■ **Exercise**
Rewrite all the records below, swapping each "sticker-eye" for "sticker-dot" and keeping every other character the same.

■ **Dataset records**

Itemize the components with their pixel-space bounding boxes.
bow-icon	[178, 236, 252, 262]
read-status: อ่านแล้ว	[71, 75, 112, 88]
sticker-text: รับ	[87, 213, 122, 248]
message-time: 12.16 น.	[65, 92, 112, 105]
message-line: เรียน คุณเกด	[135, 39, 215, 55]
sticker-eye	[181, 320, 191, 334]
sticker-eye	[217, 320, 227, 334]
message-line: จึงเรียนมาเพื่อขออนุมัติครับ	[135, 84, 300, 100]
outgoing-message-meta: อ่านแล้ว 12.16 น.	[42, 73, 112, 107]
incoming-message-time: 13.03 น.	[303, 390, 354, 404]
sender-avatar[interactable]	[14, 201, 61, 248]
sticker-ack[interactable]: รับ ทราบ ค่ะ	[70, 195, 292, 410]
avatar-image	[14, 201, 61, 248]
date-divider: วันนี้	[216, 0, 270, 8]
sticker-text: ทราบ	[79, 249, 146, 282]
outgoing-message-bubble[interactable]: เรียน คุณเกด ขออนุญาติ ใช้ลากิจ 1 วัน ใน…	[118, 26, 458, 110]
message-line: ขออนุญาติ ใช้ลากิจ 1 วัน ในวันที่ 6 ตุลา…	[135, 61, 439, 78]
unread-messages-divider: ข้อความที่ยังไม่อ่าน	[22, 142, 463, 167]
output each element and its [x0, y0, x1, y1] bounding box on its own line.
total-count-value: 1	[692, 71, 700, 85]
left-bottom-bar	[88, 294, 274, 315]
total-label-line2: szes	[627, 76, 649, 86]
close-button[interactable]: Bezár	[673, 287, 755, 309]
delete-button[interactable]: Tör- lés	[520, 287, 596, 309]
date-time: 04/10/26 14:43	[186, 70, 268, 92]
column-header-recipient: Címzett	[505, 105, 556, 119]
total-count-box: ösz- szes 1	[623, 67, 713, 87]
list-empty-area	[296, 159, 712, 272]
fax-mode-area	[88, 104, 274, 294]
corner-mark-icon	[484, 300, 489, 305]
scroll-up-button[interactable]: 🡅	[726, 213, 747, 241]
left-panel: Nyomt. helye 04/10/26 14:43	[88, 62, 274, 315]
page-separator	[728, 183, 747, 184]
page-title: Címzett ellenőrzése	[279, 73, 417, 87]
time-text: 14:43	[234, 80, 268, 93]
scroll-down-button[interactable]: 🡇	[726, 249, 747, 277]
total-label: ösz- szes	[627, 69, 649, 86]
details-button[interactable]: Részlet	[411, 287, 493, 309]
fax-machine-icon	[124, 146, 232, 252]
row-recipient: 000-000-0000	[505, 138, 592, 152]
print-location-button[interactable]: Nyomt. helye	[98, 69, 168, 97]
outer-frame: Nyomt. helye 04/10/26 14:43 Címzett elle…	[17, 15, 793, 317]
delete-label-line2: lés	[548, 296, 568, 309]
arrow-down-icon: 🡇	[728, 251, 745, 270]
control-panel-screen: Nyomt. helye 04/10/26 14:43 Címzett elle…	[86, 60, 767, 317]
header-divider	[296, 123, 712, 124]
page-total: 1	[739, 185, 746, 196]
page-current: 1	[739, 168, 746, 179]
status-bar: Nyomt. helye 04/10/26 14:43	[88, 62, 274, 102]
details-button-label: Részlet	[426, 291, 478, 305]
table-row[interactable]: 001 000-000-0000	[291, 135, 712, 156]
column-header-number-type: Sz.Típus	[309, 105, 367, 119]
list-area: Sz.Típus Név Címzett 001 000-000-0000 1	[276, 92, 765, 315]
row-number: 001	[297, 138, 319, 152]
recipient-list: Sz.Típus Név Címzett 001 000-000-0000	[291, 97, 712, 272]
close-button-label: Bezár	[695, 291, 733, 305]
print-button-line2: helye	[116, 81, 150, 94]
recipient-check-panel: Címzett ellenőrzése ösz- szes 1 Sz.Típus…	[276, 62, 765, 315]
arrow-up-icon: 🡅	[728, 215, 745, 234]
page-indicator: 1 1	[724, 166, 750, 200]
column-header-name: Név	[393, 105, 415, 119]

■ **Final answer**
Itemize the components with their pixel-space bounding boxes.
bow-icon	[178, 236, 252, 262]
read-status: อ่านแล้ว	[71, 75, 112, 88]
sticker-text: รับ	[87, 213, 122, 248]
message-time: 12.16 น.	[65, 92, 112, 105]
message-line: เรียน คุณเกด	[135, 39, 215, 55]
sticker-dot	[181, 320, 191, 334]
sticker-dot	[217, 320, 227, 334]
message-line: จึงเรียนมาเพื่อขออนุมัติครับ	[135, 84, 300, 100]
outgoing-message-meta: อ่านแล้ว 12.16 น.	[42, 73, 112, 107]
incoming-message-time: 13.03 น.	[303, 390, 354, 404]
sender-avatar[interactable]	[14, 201, 61, 248]
sticker-ack[interactable]: รับ ทราบ ค่ะ	[70, 195, 292, 410]
avatar-image	[14, 201, 61, 248]
date-divider: วันนี้	[216, 0, 270, 8]
sticker-text: ทราบ	[79, 249, 146, 282]
outgoing-message-bubble[interactable]: เรียน คุณเกด ขออนุญาติ ใช้ลากิจ 1 วัน ใน…	[118, 26, 458, 110]
message-line: ขออนุญาติ ใช้ลากิจ 1 วัน ในวันที่ 6 ตุลา…	[135, 61, 439, 78]
unread-messages-divider: ข้อความที่ยังไม่อ่าน	[22, 142, 463, 167]
output each element and its [x0, y0, x1, y1] bounding box on its own line.
total-count-value: 1	[692, 71, 700, 85]
left-bottom-bar	[88, 294, 274, 315]
total-label-line2: szes	[627, 76, 649, 86]
close-button[interactable]: Bezár	[673, 287, 755, 309]
delete-button[interactable]: Tör- lés	[520, 287, 596, 309]
date-time: 04/10/26 14:43	[186, 70, 268, 92]
column-header-recipient: Címzett	[505, 105, 556, 119]
total-count-box: ösz- szes 1	[623, 67, 713, 87]
list-empty-area	[296, 159, 712, 272]
fax-mode-area	[88, 104, 274, 294]
corner-mark-icon	[484, 300, 489, 305]
scroll-up-button[interactable]: 🡅	[726, 213, 747, 241]
left-panel: Nyomt. helye 04/10/26 14:43	[88, 62, 274, 315]
page-separator	[728, 183, 747, 184]
page-title: Címzett ellenőrzése	[279, 73, 417, 87]
time-text: 14:43	[234, 80, 268, 93]
scroll-down-button[interactable]: 🡇	[726, 249, 747, 277]
total-label: ösz- szes	[627, 69, 649, 86]
details-button[interactable]: Részlet	[411, 287, 493, 309]
fax-machine-icon	[124, 146, 232, 252]
row-recipient: 000-000-0000	[505, 138, 592, 152]
print-location-button[interactable]: Nyomt. helye	[98, 69, 168, 97]
outer-frame: Nyomt. helye 04/10/26 14:43 Címzett elle…	[17, 15, 793, 317]
delete-label-line2: lés	[548, 296, 568, 309]
arrow-down-icon: 🡇	[728, 251, 745, 270]
control-panel-screen: Nyomt. helye 04/10/26 14:43 Címzett elle…	[86, 60, 767, 317]
header-divider	[296, 123, 712, 124]
page-total: 1	[739, 185, 746, 196]
page-current: 1	[739, 168, 746, 179]
status-bar: Nyomt. helye 04/10/26 14:43	[88, 62, 274, 102]
details-button-label: Részlet	[426, 291, 478, 305]
table-row[interactable]: 001 000-000-0000	[291, 135, 712, 156]
column-header-number-type: Sz.Típus	[309, 105, 367, 119]
list-area: Sz.Típus Név Címzett 001 000-000-0000 1	[276, 92, 765, 315]
row-number: 001	[297, 138, 319, 152]
recipient-list: Sz.Típus Név Címzett 001 000-000-0000	[291, 97, 712, 272]
close-button-label: Bezár	[695, 291, 733, 305]
print-button-line2: helye	[116, 81, 150, 94]
recipient-check-panel: Címzett ellenőrzése ösz- szes 1 Sz.Típus…	[276, 62, 765, 315]
arrow-up-icon: 🡅	[728, 215, 745, 234]
page-indicator: 1 1	[724, 166, 750, 200]
column-header-name: Név	[393, 105, 415, 119]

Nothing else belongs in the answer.